Copy out each line that includes the word "this".

>>>>

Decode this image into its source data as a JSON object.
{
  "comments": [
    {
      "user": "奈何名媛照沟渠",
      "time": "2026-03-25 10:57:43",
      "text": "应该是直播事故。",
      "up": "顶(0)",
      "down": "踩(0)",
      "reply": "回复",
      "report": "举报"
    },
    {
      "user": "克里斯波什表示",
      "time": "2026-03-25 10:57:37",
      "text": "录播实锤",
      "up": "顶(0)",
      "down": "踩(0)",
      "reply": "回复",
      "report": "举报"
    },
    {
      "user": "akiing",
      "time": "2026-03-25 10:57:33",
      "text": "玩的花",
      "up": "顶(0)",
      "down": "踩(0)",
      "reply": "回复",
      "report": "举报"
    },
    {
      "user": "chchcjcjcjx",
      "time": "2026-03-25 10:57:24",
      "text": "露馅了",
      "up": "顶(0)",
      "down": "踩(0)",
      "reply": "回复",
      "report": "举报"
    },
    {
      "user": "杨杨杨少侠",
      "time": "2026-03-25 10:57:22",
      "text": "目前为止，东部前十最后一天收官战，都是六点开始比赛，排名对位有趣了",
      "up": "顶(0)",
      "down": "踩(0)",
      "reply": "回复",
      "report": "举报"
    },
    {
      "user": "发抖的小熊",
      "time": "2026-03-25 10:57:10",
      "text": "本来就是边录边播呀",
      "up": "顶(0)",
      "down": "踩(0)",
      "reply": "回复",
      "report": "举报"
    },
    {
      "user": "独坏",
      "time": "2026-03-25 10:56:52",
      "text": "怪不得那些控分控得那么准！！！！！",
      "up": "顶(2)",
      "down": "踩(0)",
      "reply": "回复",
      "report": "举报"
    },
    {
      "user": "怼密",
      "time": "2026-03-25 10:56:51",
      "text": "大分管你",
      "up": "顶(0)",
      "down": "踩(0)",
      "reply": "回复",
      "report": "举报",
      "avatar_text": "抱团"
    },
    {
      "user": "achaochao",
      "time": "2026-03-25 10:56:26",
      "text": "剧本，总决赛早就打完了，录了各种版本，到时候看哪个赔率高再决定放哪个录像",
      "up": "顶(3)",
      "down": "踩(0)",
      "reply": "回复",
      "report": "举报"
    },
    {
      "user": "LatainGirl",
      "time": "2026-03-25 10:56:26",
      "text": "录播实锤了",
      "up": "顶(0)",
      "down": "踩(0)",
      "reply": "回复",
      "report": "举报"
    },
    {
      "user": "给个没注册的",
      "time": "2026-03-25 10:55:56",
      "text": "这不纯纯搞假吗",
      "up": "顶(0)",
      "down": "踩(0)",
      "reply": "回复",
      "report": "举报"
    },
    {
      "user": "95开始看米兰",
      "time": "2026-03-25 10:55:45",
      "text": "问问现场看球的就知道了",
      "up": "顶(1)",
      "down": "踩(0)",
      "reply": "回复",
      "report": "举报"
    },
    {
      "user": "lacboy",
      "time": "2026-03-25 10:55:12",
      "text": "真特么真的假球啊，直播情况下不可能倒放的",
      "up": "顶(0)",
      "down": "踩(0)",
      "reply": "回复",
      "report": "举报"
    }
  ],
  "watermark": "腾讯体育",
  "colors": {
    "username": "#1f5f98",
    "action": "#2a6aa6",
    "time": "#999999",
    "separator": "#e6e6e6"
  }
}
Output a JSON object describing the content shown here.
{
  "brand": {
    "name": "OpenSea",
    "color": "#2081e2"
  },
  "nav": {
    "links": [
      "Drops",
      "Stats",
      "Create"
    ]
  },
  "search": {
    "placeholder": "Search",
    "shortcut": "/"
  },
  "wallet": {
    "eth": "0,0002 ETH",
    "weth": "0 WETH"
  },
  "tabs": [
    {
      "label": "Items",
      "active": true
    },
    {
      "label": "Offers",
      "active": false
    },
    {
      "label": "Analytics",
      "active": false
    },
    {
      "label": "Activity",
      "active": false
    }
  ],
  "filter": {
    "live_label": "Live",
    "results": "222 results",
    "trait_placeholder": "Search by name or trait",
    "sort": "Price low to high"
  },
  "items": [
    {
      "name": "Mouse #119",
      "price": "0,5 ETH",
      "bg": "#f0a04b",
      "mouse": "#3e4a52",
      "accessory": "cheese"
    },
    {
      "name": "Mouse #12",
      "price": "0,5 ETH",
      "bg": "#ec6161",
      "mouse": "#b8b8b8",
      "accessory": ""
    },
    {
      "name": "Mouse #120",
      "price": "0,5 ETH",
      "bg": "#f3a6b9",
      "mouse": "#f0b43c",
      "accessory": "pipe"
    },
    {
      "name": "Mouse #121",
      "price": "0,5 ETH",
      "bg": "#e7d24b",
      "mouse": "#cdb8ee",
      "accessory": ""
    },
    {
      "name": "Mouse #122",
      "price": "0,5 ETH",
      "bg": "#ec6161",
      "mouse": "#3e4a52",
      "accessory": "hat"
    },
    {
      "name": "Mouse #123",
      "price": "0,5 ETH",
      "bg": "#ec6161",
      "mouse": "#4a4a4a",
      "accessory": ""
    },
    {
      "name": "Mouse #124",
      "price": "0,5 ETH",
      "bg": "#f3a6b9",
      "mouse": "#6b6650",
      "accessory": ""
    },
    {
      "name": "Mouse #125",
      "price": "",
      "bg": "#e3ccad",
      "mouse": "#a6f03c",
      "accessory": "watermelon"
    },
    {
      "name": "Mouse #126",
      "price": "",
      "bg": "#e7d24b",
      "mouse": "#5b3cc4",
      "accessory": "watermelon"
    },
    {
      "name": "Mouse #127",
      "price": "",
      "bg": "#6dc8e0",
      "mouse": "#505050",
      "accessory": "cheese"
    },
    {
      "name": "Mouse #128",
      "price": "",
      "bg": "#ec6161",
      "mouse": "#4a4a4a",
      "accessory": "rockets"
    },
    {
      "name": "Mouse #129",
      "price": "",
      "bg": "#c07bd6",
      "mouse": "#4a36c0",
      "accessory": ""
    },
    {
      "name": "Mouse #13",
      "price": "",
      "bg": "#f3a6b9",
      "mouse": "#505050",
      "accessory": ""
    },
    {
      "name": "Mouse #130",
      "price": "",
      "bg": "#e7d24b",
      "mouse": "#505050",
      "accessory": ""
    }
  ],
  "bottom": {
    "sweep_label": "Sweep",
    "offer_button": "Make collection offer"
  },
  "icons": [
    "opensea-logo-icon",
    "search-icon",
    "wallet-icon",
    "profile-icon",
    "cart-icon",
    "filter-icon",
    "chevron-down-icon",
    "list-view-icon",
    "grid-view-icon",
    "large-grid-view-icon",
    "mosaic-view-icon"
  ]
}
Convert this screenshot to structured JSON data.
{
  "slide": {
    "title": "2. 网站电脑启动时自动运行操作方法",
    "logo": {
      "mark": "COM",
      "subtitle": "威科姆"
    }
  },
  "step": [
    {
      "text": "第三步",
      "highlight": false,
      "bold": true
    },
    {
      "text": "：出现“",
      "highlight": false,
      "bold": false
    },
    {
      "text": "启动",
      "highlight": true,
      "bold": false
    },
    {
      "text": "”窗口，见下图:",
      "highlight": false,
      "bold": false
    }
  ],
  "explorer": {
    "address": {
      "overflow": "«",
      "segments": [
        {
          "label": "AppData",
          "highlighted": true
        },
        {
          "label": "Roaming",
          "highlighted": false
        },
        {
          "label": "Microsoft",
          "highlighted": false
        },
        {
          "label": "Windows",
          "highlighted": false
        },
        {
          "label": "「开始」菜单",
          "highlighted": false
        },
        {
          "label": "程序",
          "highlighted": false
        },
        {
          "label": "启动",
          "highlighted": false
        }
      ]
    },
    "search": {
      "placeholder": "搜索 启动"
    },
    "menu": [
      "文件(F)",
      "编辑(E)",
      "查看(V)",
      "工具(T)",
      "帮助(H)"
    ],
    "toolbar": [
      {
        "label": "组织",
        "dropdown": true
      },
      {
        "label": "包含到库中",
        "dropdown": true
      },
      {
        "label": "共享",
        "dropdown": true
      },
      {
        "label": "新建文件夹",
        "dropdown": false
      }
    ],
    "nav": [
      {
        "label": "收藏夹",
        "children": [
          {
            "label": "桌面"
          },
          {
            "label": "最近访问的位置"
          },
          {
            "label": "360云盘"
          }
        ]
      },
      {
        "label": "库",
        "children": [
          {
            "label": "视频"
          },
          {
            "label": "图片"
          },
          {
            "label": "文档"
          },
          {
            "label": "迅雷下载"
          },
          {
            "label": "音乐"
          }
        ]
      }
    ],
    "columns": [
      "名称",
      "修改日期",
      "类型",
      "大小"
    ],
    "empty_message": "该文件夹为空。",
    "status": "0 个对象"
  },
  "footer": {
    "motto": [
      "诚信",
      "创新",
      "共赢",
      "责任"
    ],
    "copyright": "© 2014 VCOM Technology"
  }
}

<<<<

■ **OUTPUT BELOW**
Decode this image into its source data as a JSON object.
Convert this screenshot to structured JSON data.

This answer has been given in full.